Figure record listings:

━━━━━━━━━━

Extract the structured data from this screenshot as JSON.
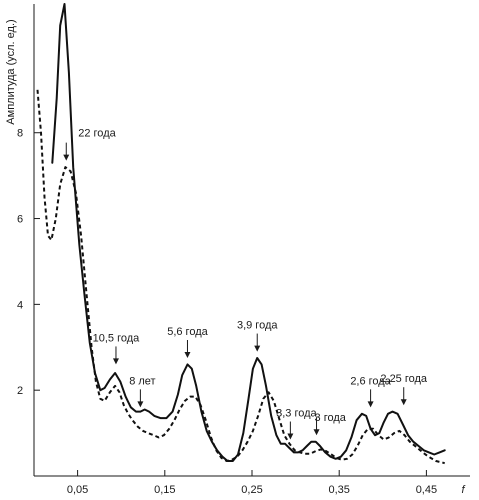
{
  "chart_data": {
    "type": "line",
    "ylabel": "Амплитуда (усл. ед.)",
    "xlabel": "f",
    "xlim": [
      0.0,
      0.5
    ],
    "ylim": [
      0,
      11
    ],
    "grid": false,
    "x_ticks": [
      {
        "value": 0.05,
        "label": "0,05"
      },
      {
        "value": 0.15,
        "label": "0,15"
      },
      {
        "value": 0.25,
        "label": "0,25"
      },
      {
        "value": 0.35,
        "label": "0,35"
      },
      {
        "value": 0.45,
        "label": "0,45"
      }
    ],
    "y_ticks": [
      {
        "value": 2,
        "label": "2"
      },
      {
        "value": 4,
        "label": "4"
      },
      {
        "value": 6,
        "label": "6"
      },
      {
        "value": 8,
        "label": "8"
      }
    ],
    "series": [
      {
        "style": "solid",
        "points": [
          [
            0.021,
            7.3
          ],
          [
            0.026,
            8.8
          ],
          [
            0.03,
            10.5
          ],
          [
            0.035,
            11.0
          ],
          [
            0.04,
            9.4
          ],
          [
            0.045,
            7.2
          ],
          [
            0.052,
            5.4
          ],
          [
            0.058,
            4.2
          ],
          [
            0.064,
            3.1
          ],
          [
            0.07,
            2.4
          ],
          [
            0.076,
            2.0
          ],
          [
            0.081,
            2.05
          ],
          [
            0.087,
            2.25
          ],
          [
            0.093,
            2.4
          ],
          [
            0.099,
            2.2
          ],
          [
            0.105,
            1.85
          ],
          [
            0.111,
            1.6
          ],
          [
            0.117,
            1.5
          ],
          [
            0.122,
            1.5
          ],
          [
            0.127,
            1.55
          ],
          [
            0.132,
            1.5
          ],
          [
            0.138,
            1.4
          ],
          [
            0.145,
            1.35
          ],
          [
            0.152,
            1.35
          ],
          [
            0.159,
            1.5
          ],
          [
            0.165,
            1.9
          ],
          [
            0.17,
            2.35
          ],
          [
            0.176,
            2.6
          ],
          [
            0.181,
            2.5
          ],
          [
            0.186,
            2.1
          ],
          [
            0.192,
            1.5
          ],
          [
            0.198,
            1.05
          ],
          [
            0.204,
            0.8
          ],
          [
            0.21,
            0.6
          ],
          [
            0.216,
            0.45
          ],
          [
            0.222,
            0.35
          ],
          [
            0.228,
            0.35
          ],
          [
            0.234,
            0.5
          ],
          [
            0.24,
            1.0
          ],
          [
            0.246,
            1.8
          ],
          [
            0.251,
            2.5
          ],
          [
            0.256,
            2.75
          ],
          [
            0.261,
            2.6
          ],
          [
            0.266,
            2.1
          ],
          [
            0.272,
            1.4
          ],
          [
            0.278,
            0.95
          ],
          [
            0.283,
            0.75
          ],
          [
            0.288,
            0.75
          ],
          [
            0.293,
            0.65
          ],
          [
            0.298,
            0.55
          ],
          [
            0.303,
            0.55
          ],
          [
            0.308,
            0.6
          ],
          [
            0.313,
            0.7
          ],
          [
            0.318,
            0.8
          ],
          [
            0.323,
            0.8
          ],
          [
            0.328,
            0.7
          ],
          [
            0.334,
            0.55
          ],
          [
            0.34,
            0.45
          ],
          [
            0.346,
            0.4
          ],
          [
            0.352,
            0.45
          ],
          [
            0.358,
            0.6
          ],
          [
            0.364,
            0.9
          ],
          [
            0.37,
            1.3
          ],
          [
            0.376,
            1.45
          ],
          [
            0.381,
            1.4
          ],
          [
            0.386,
            1.1
          ],
          [
            0.391,
            0.95
          ],
          [
            0.396,
            1.0
          ],
          [
            0.401,
            1.25
          ],
          [
            0.406,
            1.45
          ],
          [
            0.411,
            1.5
          ],
          [
            0.417,
            1.45
          ],
          [
            0.423,
            1.2
          ],
          [
            0.429,
            0.95
          ],
          [
            0.435,
            0.8
          ],
          [
            0.441,
            0.7
          ],
          [
            0.447,
            0.6
          ],
          [
            0.453,
            0.55
          ],
          [
            0.459,
            0.5
          ],
          [
            0.465,
            0.55
          ],
          [
            0.471,
            0.6
          ]
        ]
      },
      {
        "style": "dashed",
        "points": [
          [
            0.004,
            9.0
          ],
          [
            0.008,
            8.0
          ],
          [
            0.012,
            6.5
          ],
          [
            0.016,
            5.6
          ],
          [
            0.02,
            5.5
          ],
          [
            0.025,
            6.0
          ],
          [
            0.03,
            6.8
          ],
          [
            0.036,
            7.2
          ],
          [
            0.042,
            7.1
          ],
          [
            0.048,
            6.6
          ],
          [
            0.054,
            5.6
          ],
          [
            0.06,
            4.3
          ],
          [
            0.066,
            3.0
          ],
          [
            0.071,
            2.2
          ],
          [
            0.076,
            1.8
          ],
          [
            0.081,
            1.75
          ],
          [
            0.087,
            1.95
          ],
          [
            0.093,
            2.1
          ],
          [
            0.098,
            1.95
          ],
          [
            0.103,
            1.65
          ],
          [
            0.108,
            1.45
          ],
          [
            0.113,
            1.3
          ],
          [
            0.119,
            1.15
          ],
          [
            0.125,
            1.05
          ],
          [
            0.131,
            1.0
          ],
          [
            0.137,
            0.95
          ],
          [
            0.143,
            0.9
          ],
          [
            0.149,
            0.95
          ],
          [
            0.155,
            1.1
          ],
          [
            0.161,
            1.3
          ],
          [
            0.167,
            1.55
          ],
          [
            0.173,
            1.75
          ],
          [
            0.179,
            1.85
          ],
          [
            0.185,
            1.85
          ],
          [
            0.191,
            1.65
          ],
          [
            0.197,
            1.3
          ],
          [
            0.203,
            0.9
          ],
          [
            0.209,
            0.6
          ],
          [
            0.215,
            0.42
          ],
          [
            0.221,
            0.35
          ],
          [
            0.227,
            0.38
          ],
          [
            0.233,
            0.45
          ],
          [
            0.239,
            0.6
          ],
          [
            0.245,
            0.8
          ],
          [
            0.251,
            1.05
          ],
          [
            0.257,
            1.4
          ],
          [
            0.263,
            1.8
          ],
          [
            0.269,
            1.95
          ],
          [
            0.275,
            1.75
          ],
          [
            0.281,
            1.35
          ],
          [
            0.287,
            0.95
          ],
          [
            0.293,
            0.75
          ],
          [
            0.299,
            0.6
          ],
          [
            0.305,
            0.55
          ],
          [
            0.311,
            0.52
          ],
          [
            0.317,
            0.52
          ],
          [
            0.323,
            0.58
          ],
          [
            0.329,
            0.62
          ],
          [
            0.335,
            0.58
          ],
          [
            0.341,
            0.5
          ],
          [
            0.347,
            0.42
          ],
          [
            0.353,
            0.38
          ],
          [
            0.359,
            0.4
          ],
          [
            0.365,
            0.5
          ],
          [
            0.371,
            0.7
          ],
          [
            0.377,
            0.95
          ],
          [
            0.383,
            1.1
          ],
          [
            0.389,
            1.1
          ],
          [
            0.395,
            0.95
          ],
          [
            0.401,
            0.85
          ],
          [
            0.407,
            0.9
          ],
          [
            0.413,
            1.0
          ],
          [
            0.419,
            1.05
          ],
          [
            0.425,
            0.95
          ],
          [
            0.431,
            0.8
          ],
          [
            0.437,
            0.7
          ],
          [
            0.443,
            0.6
          ],
          [
            0.449,
            0.5
          ],
          [
            0.455,
            0.42
          ],
          [
            0.461,
            0.35
          ],
          [
            0.467,
            0.32
          ],
          [
            0.471,
            0.3
          ]
        ]
      }
    ],
    "annotations": [
      {
        "label": "22 года",
        "x": 0.037,
        "y": 7.35
      },
      {
        "label": "10,5 года",
        "x": 0.094,
        "y": 2.6
      },
      {
        "label": "8 лет",
        "x": 0.122,
        "y": 1.6
      },
      {
        "label": "5,6 года",
        "x": 0.176,
        "y": 2.75
      },
      {
        "label": "3,9 года",
        "x": 0.256,
        "y": 2.9
      },
      {
        "label": "3,3 года",
        "x": 0.294,
        "y": 0.85
      },
      {
        "label": "3 года",
        "x": 0.324,
        "y": 0.95
      },
      {
        "label": "2,6 года",
        "x": 0.386,
        "y": 1.6
      },
      {
        "label": "2,25 года",
        "x": 0.424,
        "y": 1.65
      }
    ]
  }
}
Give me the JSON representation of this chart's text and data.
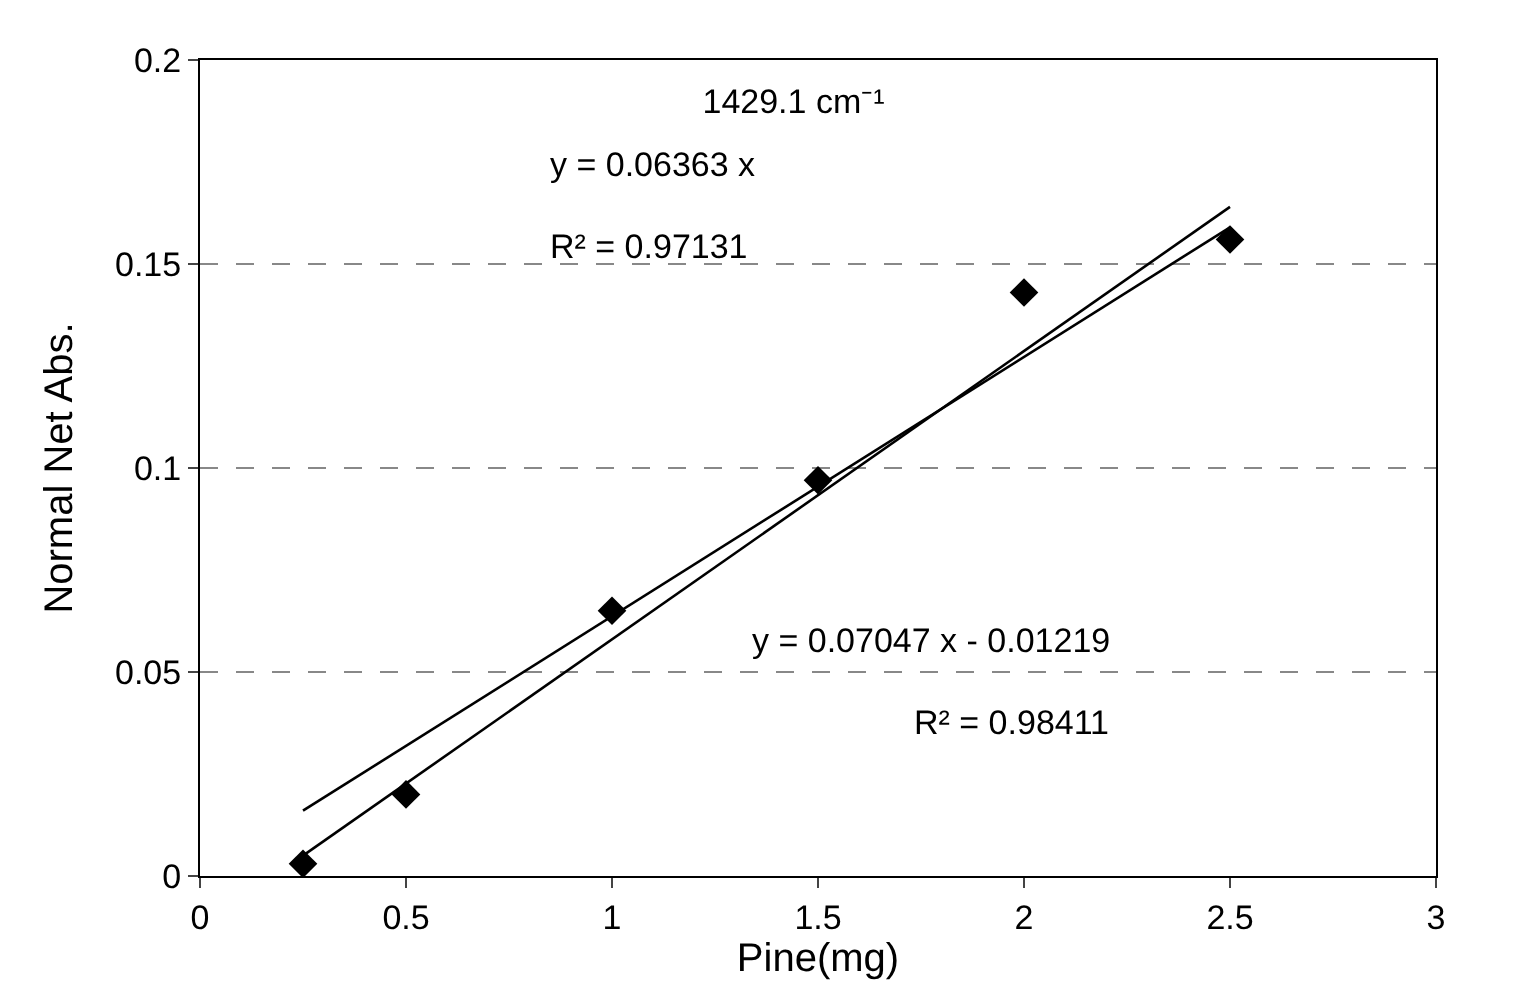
{
  "chart_data": {
    "type": "scatter",
    "title": "1429.1 cm⁻¹",
    "xlabel": "Pine(mg)",
    "ylabel": "Normal Net Abs.",
    "xlim": [
      0,
      3
    ],
    "xticks": [
      0,
      0.5,
      1,
      1.5,
      2,
      2.5,
      3
    ],
    "ylim": [
      0,
      0.2
    ],
    "yticks": [
      0,
      0.05,
      0.1,
      0.15,
      0.2
    ],
    "grid": "y",
    "series": [
      {
        "marker": "diamond",
        "color": "#000000",
        "x": [
          0.25,
          0.5,
          1,
          1.5,
          2,
          2.5
        ],
        "values": [
          0.003,
          0.02,
          0.065,
          0.097,
          0.143,
          0.156
        ]
      },
      {
        "type": "line",
        "color": "#000000",
        "x": [
          0.25,
          2.5
        ],
        "values": [
          0.016,
          0.159
        ]
      },
      {
        "type": "line",
        "color": "#000000",
        "x": [
          0.25,
          2.5
        ],
        "values": [
          0.005,
          0.164
        ]
      }
    ],
    "annotations": [
      "y = 0.06363 x",
      "R² = 0.97131",
      "y = 0.07047 x - 0.01219",
      "R² = 0.98411"
    ]
  }
}
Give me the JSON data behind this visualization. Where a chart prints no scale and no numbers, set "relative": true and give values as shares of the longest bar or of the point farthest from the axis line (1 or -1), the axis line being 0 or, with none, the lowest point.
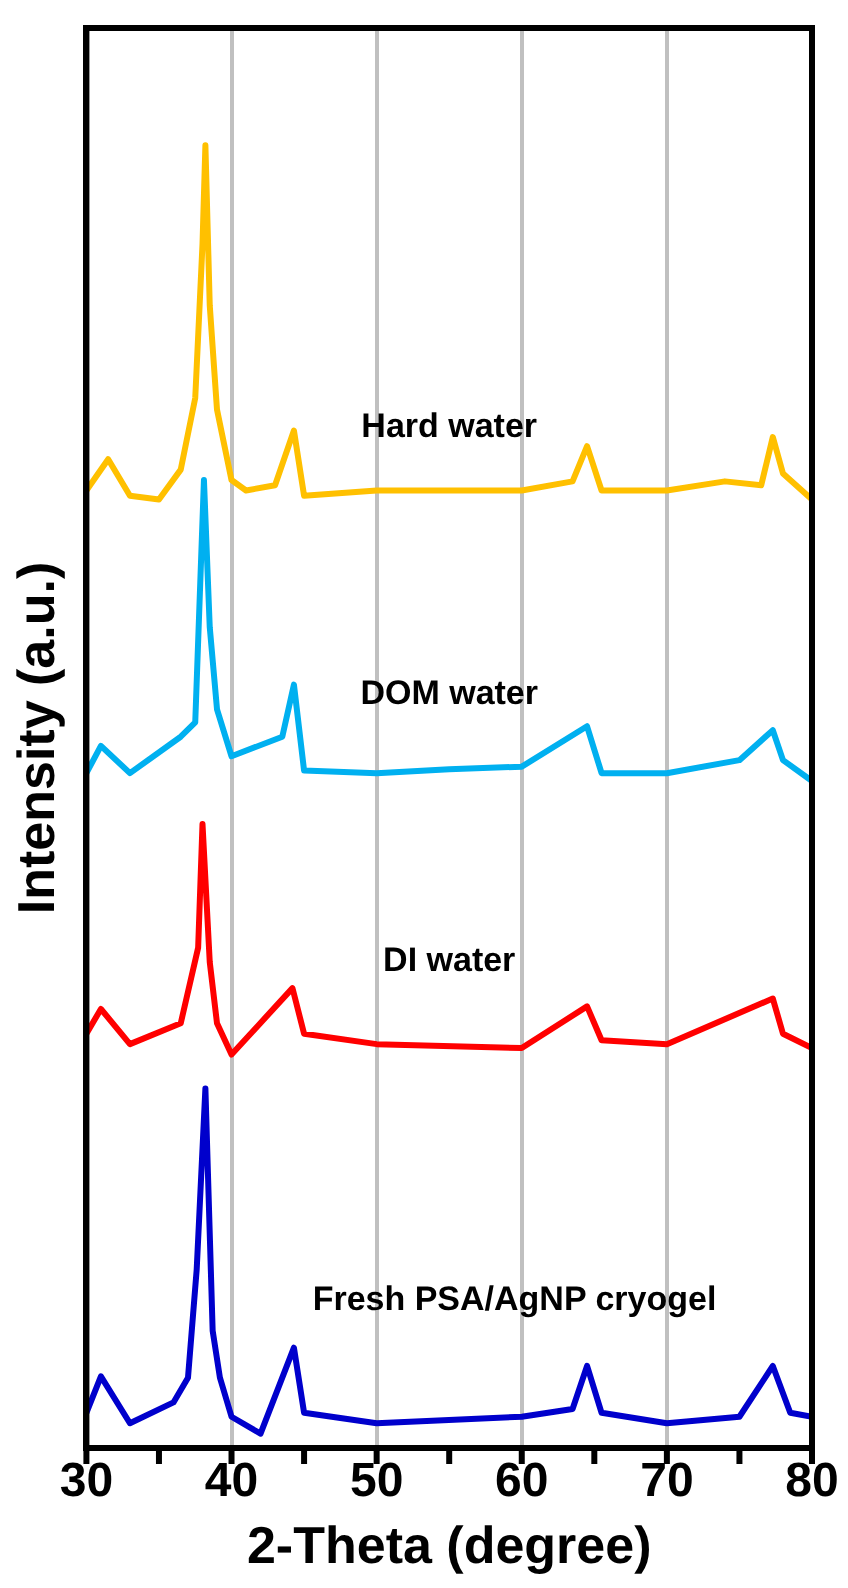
{
  "chart_data": {
    "type": "line",
    "relative": true,
    "xlabel": "2-Theta (degree)",
    "ylabel": "Intensity (a.u.)",
    "xlim": [
      30,
      80
    ],
    "xticks": [
      30,
      {
        "value": 35,
        "label": null
      },
      40,
      {
        "value": 45,
        "label": null
      },
      50,
      {
        "value": 55,
        "label": null
      },
      60,
      {
        "value": 65,
        "label": null
      },
      70,
      {
        "value": 75,
        "label": null
      },
      80
    ],
    "grid": "x",
    "legend": false,
    "marker": "none",
    "line_style": "solid",
    "series": [
      {
        "name": "Hard water",
        "color": "#ffc000",
        "x": [
          30,
          31.5,
          33,
          35,
          36.5,
          37.5,
          38,
          38.2,
          38.5,
          39,
          40,
          41,
          43,
          44.3,
          45,
          50,
          60,
          63.5,
          64.5,
          65.5,
          70,
          74,
          76.5,
          77.3,
          78,
          80
        ],
        "values": [
          0.735,
          0.759,
          0.731,
          0.728,
          0.751,
          0.806,
          0.924,
          1,
          0.877,
          0.797,
          0.743,
          0.735,
          0.739,
          0.781,
          0.731,
          0.735,
          0.735,
          0.742,
          0.769,
          0.735,
          0.735,
          0.742,
          0.739,
          0.776,
          0.748,
          0.728
        ]
      },
      {
        "name": "DOM water",
        "color": "#00b0f0",
        "x": [
          30,
          31,
          33,
          36.5,
          37.5,
          38.1,
          38.5,
          39,
          40,
          43.5,
          44.3,
          45,
          50,
          55,
          60,
          64.5,
          65.5,
          70,
          75,
          77.3,
          78,
          80
        ],
        "values": [
          0.518,
          0.539,
          0.518,
          0.546,
          0.557,
          0.743,
          0.63,
          0.567,
          0.531,
          0.546,
          0.586,
          0.52,
          0.518,
          0.521,
          0.523,
          0.554,
          0.518,
          0.518,
          0.528,
          0.551,
          0.528,
          0.512
        ]
      },
      {
        "name": "DI water",
        "color": "#ff0000",
        "x": [
          30,
          31,
          33,
          36.5,
          37.7,
          38,
          38.5,
          39,
          40,
          44.2,
          45,
          50,
          60,
          64.5,
          65.5,
          70,
          77.3,
          78,
          80
        ],
        "values": [
          0.318,
          0.337,
          0.31,
          0.326,
          0.384,
          0.479,
          0.373,
          0.326,
          0.302,
          0.353,
          0.318,
          0.31,
          0.307,
          0.339,
          0.313,
          0.31,
          0.345,
          0.318,
          0.307
        ]
      },
      {
        "name": "Fresh PSA/AgNP cryogel",
        "color": "#0000cc",
        "x": [
          30,
          31,
          33,
          36,
          37,
          37.6,
          38.2,
          38.7,
          39.2,
          40,
          42,
          44.3,
          45,
          50,
          60,
          63.5,
          64.5,
          65.5,
          70,
          75,
          77.3,
          78.5,
          80
        ],
        "values": [
          0.027,
          0.055,
          0.019,
          0.035,
          0.054,
          0.137,
          0.276,
          0.09,
          0.054,
          0.024,
          0.011,
          0.077,
          0.027,
          0.019,
          0.024,
          0.03,
          0.063,
          0.027,
          0.019,
          0.024,
          0.063,
          0.027,
          0.024
        ]
      }
    ]
  }
}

━━━━━━━━━━

Instructions for the task:
Lines containing the string "ylabel" are to be selected and copied.

Correct response:
    "ylabel": "Амплитуда (усл. ед.)",
    "ylabel": "Normal Net Abs.",
    "ylabel": "Intensity (a.u.)",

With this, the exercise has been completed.